Passage: Begin
It is often violent and destructive relationship. These phenomena are dealt with the example of fungi, amoebae and nematodes (Table 28.5).
Table 28.5 : Examples of Predation and parasitism.
(a) Mycoparasitism (Fungus-Fungus Interaction):
When one fungus is parasitized by the other fungus, this phenomenon is called mycoparasitism. The parasitizing fungus is called hyper parasite and the parasitized fungus as hypoparasite (Fig. 28.4). Mycoparasitism commonly occurs in nature.
As a result of inter-fungus interaction, several events take place which lead to predation viz., coiling, penetration, branching, sporulation, resting body formation, barrier formation to check the entry of pathogen, and lysis of host cell(s) (Fig. 28.4).
Passage: End
Entries supplied: Begin
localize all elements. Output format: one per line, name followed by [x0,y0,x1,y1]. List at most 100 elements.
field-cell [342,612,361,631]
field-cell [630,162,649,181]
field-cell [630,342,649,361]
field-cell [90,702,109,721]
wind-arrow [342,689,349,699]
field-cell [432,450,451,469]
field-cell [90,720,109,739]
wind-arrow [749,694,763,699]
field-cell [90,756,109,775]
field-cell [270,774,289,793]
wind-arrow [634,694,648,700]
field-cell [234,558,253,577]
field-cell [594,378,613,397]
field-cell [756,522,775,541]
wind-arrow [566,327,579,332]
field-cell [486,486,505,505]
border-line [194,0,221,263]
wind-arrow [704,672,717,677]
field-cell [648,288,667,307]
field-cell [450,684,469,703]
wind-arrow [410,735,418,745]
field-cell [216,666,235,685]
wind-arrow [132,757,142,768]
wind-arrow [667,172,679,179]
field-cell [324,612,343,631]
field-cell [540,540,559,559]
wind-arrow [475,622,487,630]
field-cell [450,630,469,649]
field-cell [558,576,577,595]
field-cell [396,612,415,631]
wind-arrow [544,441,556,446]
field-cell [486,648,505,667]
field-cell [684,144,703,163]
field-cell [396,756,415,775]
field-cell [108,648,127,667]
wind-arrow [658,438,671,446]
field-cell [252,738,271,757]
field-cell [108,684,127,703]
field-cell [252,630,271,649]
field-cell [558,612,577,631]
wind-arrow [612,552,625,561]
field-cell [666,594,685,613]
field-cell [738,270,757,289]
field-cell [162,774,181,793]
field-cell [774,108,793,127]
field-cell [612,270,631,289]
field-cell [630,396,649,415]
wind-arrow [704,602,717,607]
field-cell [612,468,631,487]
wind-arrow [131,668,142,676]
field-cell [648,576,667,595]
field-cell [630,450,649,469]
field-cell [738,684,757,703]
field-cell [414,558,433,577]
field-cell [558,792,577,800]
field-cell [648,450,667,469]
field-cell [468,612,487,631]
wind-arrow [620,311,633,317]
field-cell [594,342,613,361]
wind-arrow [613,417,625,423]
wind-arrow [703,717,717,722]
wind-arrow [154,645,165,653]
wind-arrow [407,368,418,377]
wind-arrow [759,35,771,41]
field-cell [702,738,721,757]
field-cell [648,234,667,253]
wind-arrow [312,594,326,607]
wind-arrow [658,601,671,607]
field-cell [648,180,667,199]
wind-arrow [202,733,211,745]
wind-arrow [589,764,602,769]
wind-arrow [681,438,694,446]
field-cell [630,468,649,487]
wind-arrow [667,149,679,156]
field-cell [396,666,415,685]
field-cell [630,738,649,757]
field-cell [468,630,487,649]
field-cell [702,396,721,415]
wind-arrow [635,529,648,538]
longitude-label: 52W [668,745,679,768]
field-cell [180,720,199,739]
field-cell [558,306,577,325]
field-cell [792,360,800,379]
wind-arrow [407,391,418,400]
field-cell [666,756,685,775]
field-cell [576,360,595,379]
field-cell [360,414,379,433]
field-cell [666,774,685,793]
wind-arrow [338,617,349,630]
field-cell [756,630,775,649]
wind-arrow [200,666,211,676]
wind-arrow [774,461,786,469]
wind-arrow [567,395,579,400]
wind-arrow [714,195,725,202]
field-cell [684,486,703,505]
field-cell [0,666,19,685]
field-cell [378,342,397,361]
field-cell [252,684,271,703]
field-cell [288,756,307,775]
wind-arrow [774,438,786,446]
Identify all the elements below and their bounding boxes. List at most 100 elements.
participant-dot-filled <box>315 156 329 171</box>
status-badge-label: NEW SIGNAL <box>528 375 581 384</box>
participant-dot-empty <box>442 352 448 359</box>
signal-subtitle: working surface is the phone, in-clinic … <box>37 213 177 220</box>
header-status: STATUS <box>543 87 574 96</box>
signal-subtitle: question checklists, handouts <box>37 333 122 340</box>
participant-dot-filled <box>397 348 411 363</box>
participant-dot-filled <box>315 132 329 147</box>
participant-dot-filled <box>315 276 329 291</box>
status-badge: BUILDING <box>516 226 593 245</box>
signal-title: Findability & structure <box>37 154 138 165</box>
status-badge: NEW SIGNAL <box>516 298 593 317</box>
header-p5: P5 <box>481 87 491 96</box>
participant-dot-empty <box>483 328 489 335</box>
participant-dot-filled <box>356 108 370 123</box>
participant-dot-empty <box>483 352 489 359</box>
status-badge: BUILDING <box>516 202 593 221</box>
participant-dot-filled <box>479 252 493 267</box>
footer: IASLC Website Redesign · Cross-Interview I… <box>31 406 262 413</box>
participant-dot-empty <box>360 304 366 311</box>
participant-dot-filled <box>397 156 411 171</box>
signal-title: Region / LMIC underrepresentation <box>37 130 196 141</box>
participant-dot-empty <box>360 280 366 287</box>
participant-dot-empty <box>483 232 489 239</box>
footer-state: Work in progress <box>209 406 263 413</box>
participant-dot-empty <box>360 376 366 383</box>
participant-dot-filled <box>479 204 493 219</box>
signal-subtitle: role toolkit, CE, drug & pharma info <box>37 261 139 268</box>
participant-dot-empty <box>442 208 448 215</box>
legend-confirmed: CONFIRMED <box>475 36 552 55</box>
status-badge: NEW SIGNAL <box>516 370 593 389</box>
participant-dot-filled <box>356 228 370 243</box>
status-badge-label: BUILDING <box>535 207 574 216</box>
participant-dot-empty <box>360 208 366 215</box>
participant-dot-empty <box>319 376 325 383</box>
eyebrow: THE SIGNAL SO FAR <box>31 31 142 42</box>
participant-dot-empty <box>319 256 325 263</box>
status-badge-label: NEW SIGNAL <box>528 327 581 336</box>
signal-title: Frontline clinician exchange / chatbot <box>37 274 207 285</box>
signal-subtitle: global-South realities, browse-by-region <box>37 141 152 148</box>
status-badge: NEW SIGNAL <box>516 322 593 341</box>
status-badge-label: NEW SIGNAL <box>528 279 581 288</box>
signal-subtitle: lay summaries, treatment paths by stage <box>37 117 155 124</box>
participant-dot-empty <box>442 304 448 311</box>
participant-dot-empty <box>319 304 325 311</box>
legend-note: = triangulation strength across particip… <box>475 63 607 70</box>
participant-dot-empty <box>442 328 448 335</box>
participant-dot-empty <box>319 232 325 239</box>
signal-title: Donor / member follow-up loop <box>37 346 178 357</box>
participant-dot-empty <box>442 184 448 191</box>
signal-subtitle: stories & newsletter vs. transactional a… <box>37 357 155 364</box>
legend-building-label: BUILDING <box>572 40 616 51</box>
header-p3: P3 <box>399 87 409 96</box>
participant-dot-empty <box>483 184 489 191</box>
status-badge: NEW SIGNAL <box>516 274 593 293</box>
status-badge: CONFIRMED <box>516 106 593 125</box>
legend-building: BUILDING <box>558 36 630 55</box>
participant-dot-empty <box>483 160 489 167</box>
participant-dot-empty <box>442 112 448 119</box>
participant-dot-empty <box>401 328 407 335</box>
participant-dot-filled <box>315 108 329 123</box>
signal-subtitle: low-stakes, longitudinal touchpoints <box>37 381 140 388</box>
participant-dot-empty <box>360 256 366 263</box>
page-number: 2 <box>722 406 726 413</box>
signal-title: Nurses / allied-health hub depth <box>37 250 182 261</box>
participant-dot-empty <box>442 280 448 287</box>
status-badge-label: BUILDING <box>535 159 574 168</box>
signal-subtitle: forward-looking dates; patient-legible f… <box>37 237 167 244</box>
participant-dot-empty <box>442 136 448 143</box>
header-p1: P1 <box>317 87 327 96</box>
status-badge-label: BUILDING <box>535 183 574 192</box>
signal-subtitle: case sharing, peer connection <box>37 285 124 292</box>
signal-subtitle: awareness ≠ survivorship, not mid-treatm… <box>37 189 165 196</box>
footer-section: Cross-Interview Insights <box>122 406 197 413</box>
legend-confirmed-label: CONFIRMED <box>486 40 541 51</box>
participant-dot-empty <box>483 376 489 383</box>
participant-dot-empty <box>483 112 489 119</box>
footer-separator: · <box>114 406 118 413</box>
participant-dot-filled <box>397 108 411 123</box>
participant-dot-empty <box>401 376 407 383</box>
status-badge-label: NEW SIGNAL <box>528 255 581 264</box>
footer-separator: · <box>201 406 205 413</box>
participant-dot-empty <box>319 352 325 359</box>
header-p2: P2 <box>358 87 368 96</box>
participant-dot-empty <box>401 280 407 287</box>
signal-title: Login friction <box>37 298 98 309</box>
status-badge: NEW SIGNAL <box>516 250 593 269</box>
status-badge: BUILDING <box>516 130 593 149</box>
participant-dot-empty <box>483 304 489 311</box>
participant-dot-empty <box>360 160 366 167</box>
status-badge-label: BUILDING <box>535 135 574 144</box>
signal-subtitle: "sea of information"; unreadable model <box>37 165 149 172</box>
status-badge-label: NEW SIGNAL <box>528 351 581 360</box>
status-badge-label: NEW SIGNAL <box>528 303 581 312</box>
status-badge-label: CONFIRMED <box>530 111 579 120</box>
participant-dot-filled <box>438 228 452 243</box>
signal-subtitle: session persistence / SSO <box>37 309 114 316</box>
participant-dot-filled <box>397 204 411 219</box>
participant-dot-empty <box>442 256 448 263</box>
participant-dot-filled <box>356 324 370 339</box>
Entries supplied: End
▶ **Work order**
In the passage on predation and parasitism, what is the fungus called that is parasitized by another fungus?

▶ **Written response**
The hypoparasite.